* _TO DO_:
Pull every "value" line out of the data below.

* Begin LISTING *

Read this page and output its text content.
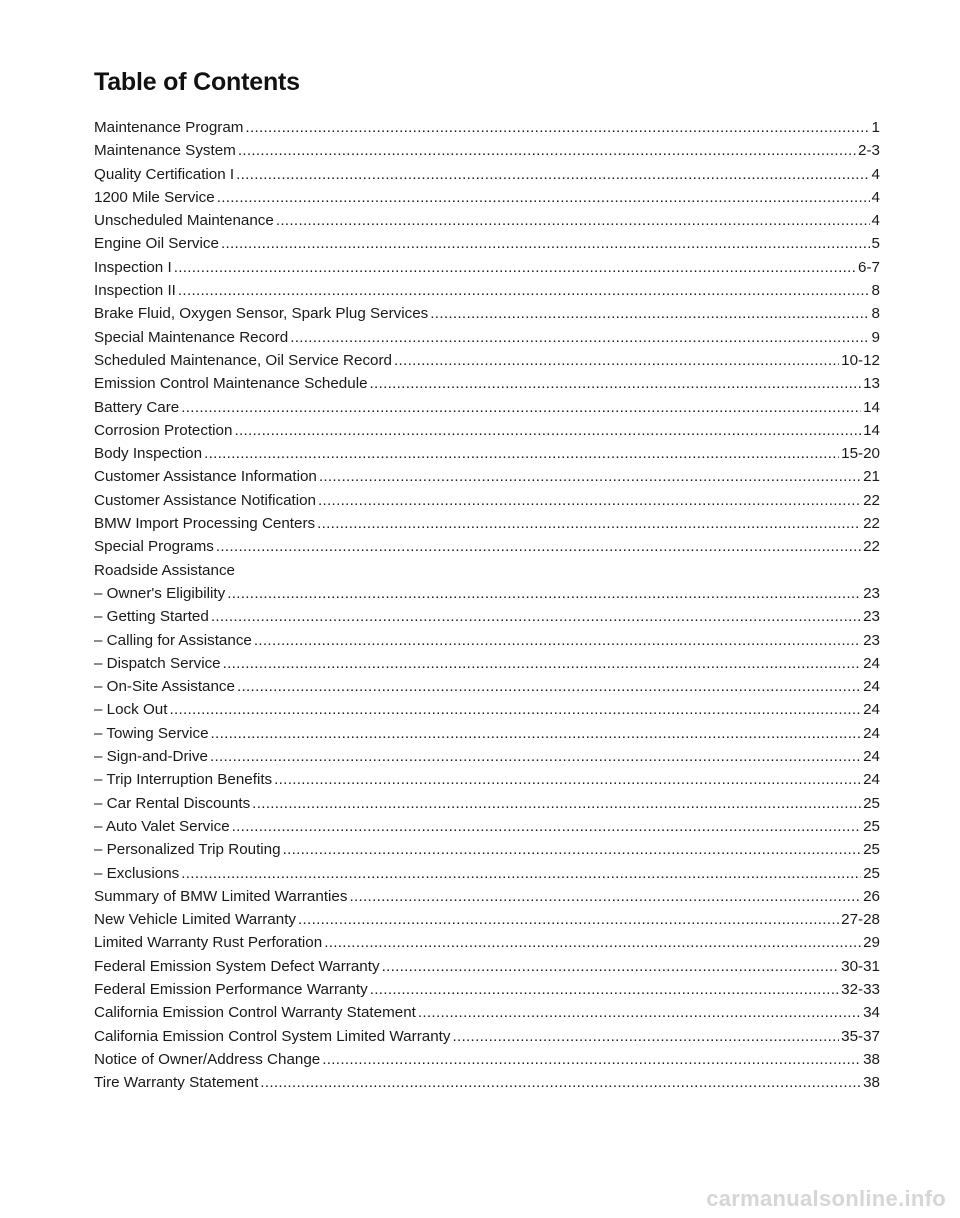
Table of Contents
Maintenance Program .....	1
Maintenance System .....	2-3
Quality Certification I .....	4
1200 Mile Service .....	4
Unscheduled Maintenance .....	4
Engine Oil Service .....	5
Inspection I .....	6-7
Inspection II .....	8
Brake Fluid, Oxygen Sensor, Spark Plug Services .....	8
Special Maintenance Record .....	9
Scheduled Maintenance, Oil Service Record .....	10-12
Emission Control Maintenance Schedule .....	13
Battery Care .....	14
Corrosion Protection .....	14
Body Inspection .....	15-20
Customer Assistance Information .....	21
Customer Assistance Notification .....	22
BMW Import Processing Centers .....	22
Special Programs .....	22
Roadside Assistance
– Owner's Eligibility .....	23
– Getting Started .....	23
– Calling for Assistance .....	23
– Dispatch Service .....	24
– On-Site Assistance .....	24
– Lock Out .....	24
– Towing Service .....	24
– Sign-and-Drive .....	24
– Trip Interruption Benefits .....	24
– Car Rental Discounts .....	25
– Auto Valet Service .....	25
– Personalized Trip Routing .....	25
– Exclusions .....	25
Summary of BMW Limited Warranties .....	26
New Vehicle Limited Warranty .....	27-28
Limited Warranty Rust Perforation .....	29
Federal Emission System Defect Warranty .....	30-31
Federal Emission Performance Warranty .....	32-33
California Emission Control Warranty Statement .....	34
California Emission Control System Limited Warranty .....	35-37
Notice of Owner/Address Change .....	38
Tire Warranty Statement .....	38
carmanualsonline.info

* End LISTING *
* Begin LISTING *

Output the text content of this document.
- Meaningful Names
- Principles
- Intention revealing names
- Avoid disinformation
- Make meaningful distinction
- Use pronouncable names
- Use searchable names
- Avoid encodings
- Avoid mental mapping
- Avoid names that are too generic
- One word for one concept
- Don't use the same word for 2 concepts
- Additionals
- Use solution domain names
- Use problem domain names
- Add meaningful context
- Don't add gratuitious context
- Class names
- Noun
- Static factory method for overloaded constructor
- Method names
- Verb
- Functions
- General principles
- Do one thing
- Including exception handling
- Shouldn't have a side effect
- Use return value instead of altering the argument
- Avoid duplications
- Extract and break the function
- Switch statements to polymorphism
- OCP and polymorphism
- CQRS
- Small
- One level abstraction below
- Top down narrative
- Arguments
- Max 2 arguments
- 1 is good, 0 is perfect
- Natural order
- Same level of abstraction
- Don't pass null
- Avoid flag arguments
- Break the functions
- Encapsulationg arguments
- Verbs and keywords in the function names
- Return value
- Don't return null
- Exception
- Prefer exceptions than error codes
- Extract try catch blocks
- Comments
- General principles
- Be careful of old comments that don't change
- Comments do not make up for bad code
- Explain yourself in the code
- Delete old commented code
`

* End LISTING *
* Begin LISTING *

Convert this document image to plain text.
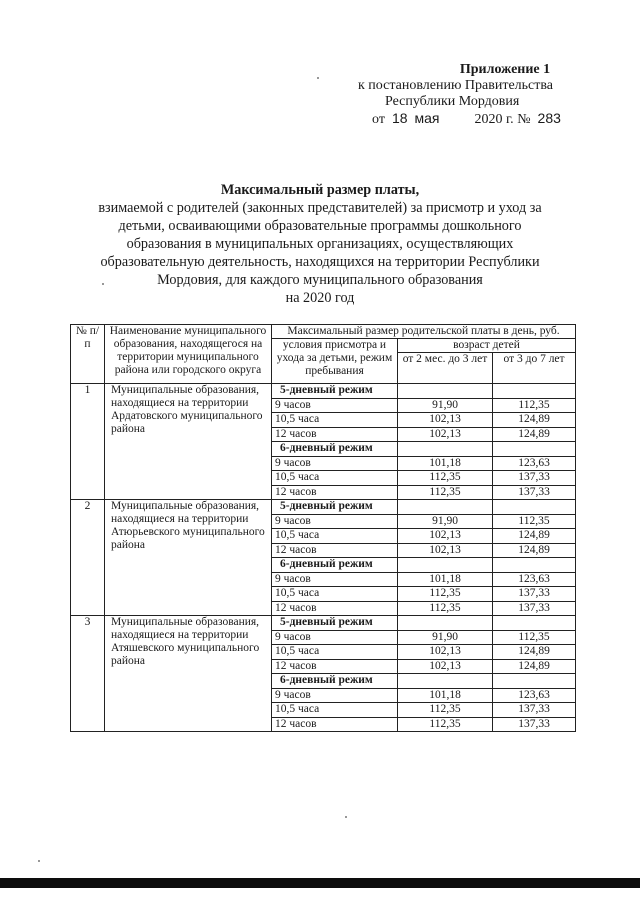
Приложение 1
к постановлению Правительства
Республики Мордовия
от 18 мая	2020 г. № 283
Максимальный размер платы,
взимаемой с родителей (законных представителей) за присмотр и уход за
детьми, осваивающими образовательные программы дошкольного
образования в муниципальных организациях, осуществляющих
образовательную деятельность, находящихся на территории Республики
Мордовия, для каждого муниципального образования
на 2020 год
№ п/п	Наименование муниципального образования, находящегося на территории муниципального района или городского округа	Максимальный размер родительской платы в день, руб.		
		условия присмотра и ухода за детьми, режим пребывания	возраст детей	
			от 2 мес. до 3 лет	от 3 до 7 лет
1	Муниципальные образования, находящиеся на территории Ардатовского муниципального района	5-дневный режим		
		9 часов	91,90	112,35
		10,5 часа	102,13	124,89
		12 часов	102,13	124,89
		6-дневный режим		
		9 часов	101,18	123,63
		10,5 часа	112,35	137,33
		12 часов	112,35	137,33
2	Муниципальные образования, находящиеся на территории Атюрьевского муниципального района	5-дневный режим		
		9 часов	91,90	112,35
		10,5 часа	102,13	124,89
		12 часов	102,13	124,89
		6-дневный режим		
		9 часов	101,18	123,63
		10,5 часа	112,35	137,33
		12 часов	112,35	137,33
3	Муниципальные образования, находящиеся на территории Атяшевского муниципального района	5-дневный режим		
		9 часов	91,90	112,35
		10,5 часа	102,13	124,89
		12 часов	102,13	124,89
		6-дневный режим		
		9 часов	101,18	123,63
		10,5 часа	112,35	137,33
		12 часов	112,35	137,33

* End LISTING *

* _THE RESULT_:
- Use return value instead of altering the argument
- Return value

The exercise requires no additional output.